(Dataset items)
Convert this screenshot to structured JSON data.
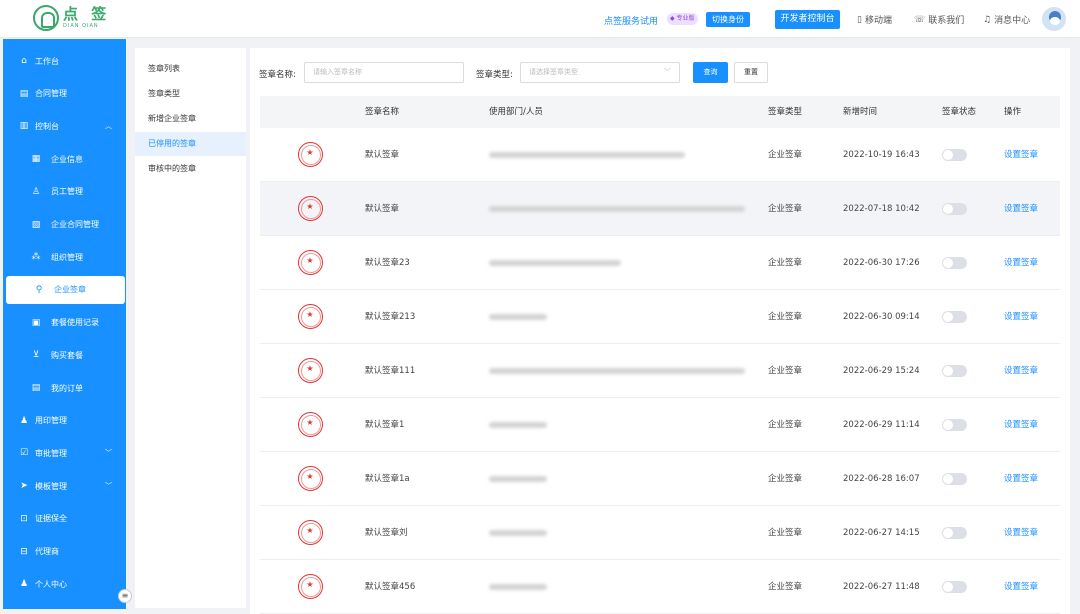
{
  "header": {
    "logo_cn": "点 签",
    "logo_en": "DIAN QIAN",
    "trial_text": "点签服务试用",
    "pro_badge": "专业版",
    "switch_identity": "切换身份",
    "dev_console": "开发者控制台",
    "nav": [
      {
        "icon": "mobile-icon",
        "glyph": "▯",
        "label": "移动端"
      },
      {
        "icon": "phone-icon",
        "glyph": "☏",
        "label": "联系我们"
      },
      {
        "icon": "bell-icon",
        "glyph": "♫",
        "label": "消息中心"
      }
    ]
  },
  "sidebar": {
    "items": [
      {
        "label": "工作台",
        "icon": "home-icon",
        "glyph": "⌂",
        "sub": false
      },
      {
        "label": "合同管理",
        "icon": "clipboard-icon",
        "glyph": "▤",
        "sub": false
      },
      {
        "label": "控制台",
        "icon": "chart-icon",
        "glyph": "▥",
        "sub": false,
        "chevron": "︿"
      },
      {
        "label": "企业信息",
        "icon": "building-icon",
        "glyph": "▦",
        "sub": true
      },
      {
        "label": "员工管理",
        "icon": "user-icon",
        "glyph": "♙",
        "sub": true
      },
      {
        "label": "企业合同管理",
        "icon": "document-icon",
        "glyph": "▧",
        "sub": true
      },
      {
        "label": "组织管理",
        "icon": "org-icon",
        "glyph": "⁂",
        "sub": true
      },
      {
        "label": "企业签章",
        "icon": "seal-icon",
        "glyph": "⚲",
        "sub": true,
        "active": true
      },
      {
        "label": "套餐使用记录",
        "icon": "record-icon",
        "glyph": "▣",
        "sub": true
      },
      {
        "label": "购买套餐",
        "icon": "cart-icon",
        "glyph": "⊻",
        "sub": true
      },
      {
        "label": "我的订单",
        "icon": "order-icon",
        "glyph": "▤",
        "sub": true
      },
      {
        "label": "用印管理",
        "icon": "stamp-icon",
        "glyph": "♟",
        "sub": false
      },
      {
        "label": "审批管理",
        "icon": "approve-icon",
        "glyph": "☑",
        "sub": false,
        "chevron": "﹀"
      },
      {
        "label": "模板管理",
        "icon": "send-icon",
        "glyph": "➤",
        "sub": false,
        "chevron": "﹀"
      },
      {
        "label": "证据保全",
        "icon": "lock-icon",
        "glyph": "⊡",
        "sub": false
      },
      {
        "label": "代理商",
        "icon": "briefcase-icon",
        "glyph": "⊟",
        "sub": false
      },
      {
        "label": "个人中心",
        "icon": "person-icon",
        "glyph": "♟",
        "sub": false
      }
    ],
    "collapse_glyph": "≡"
  },
  "submenu": {
    "items": [
      {
        "label": "签章列表",
        "active": false
      },
      {
        "label": "签章类型",
        "active": false
      },
      {
        "label": "新增企业签章",
        "active": false
      },
      {
        "label": "已停用的签章",
        "active": true
      },
      {
        "label": "审核中的签章",
        "active": false
      }
    ]
  },
  "filters": {
    "name_label": "签章名称:",
    "name_placeholder": "请输入签章名称",
    "type_label": "签章类型:",
    "type_placeholder": "请选择签章类型",
    "type_caret": "﹀",
    "query_button": "查询",
    "reset_button": "重置"
  },
  "table": {
    "columns": [
      "签章名称",
      "使用部门/人员",
      "签章类型",
      "新增时间",
      "签章状态",
      "操作"
    ],
    "rows": [
      {
        "name": "默认签章",
        "dept": "",
        "type": "企业签章",
        "time": "2022-10-19 16:43",
        "enabled": false,
        "action": "设置签章"
      },
      {
        "name": "默认签章",
        "dept": "",
        "type": "企业签章",
        "time": "2022-07-18 10:42",
        "enabled": false,
        "action": "设置签章"
      },
      {
        "name": "默认签章23",
        "dept": "",
        "type": "企业签章",
        "time": "2022-06-30 17:26",
        "enabled": false,
        "action": "设置签章"
      },
      {
        "name": "默认签章213",
        "dept": "",
        "type": "企业签章",
        "time": "2022-06-30 09:14",
        "enabled": false,
        "action": "设置签章"
      },
      {
        "name": "默认签章111",
        "dept": "",
        "type": "企业签章",
        "time": "2022-06-29 15:24",
        "enabled": false,
        "action": "设置签章"
      },
      {
        "name": "默认签章1",
        "dept": "",
        "type": "企业签章",
        "time": "2022-06-29 11:14",
        "enabled": false,
        "action": "设置签章"
      },
      {
        "name": "默认签章1a",
        "dept": "",
        "type": "企业签章",
        "time": "2022-06-28 16:07",
        "enabled": false,
        "action": "设置签章"
      },
      {
        "name": "默认签章刘",
        "dept": "",
        "type": "企业签章",
        "time": "2022-06-27 14:15",
        "enabled": false,
        "action": "设置签章"
      },
      {
        "name": "默认签章456",
        "dept": "",
        "type": "企业签章",
        "time": "2022-06-27 11:48",
        "enabled": false,
        "action": "设置签章"
      }
    ],
    "seal_glyph": "★"
  },
  "colors": {
    "primary": "#1890ff",
    "seal_red": "#e03434",
    "logo_green": "#3aa86b"
  }
}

▶ [WRITTEN INSTRUCTION] Show every line where the string "time" appears.

▶ [SOLVED PROBLEM]
        "time": "2022-10-19 16:43",
        "time": "2022-07-18 10:42",
        "time": "2022-06-30 17:26",
        "time": "2022-06-30 09:14",
        "time": "2022-06-29 15:24",
        "time": "2022-06-29 11:14",
        "time": "2022-06-28 16:07",
        "time": "2022-06-27 14:15",
        "time": "2022-06-27 11:48",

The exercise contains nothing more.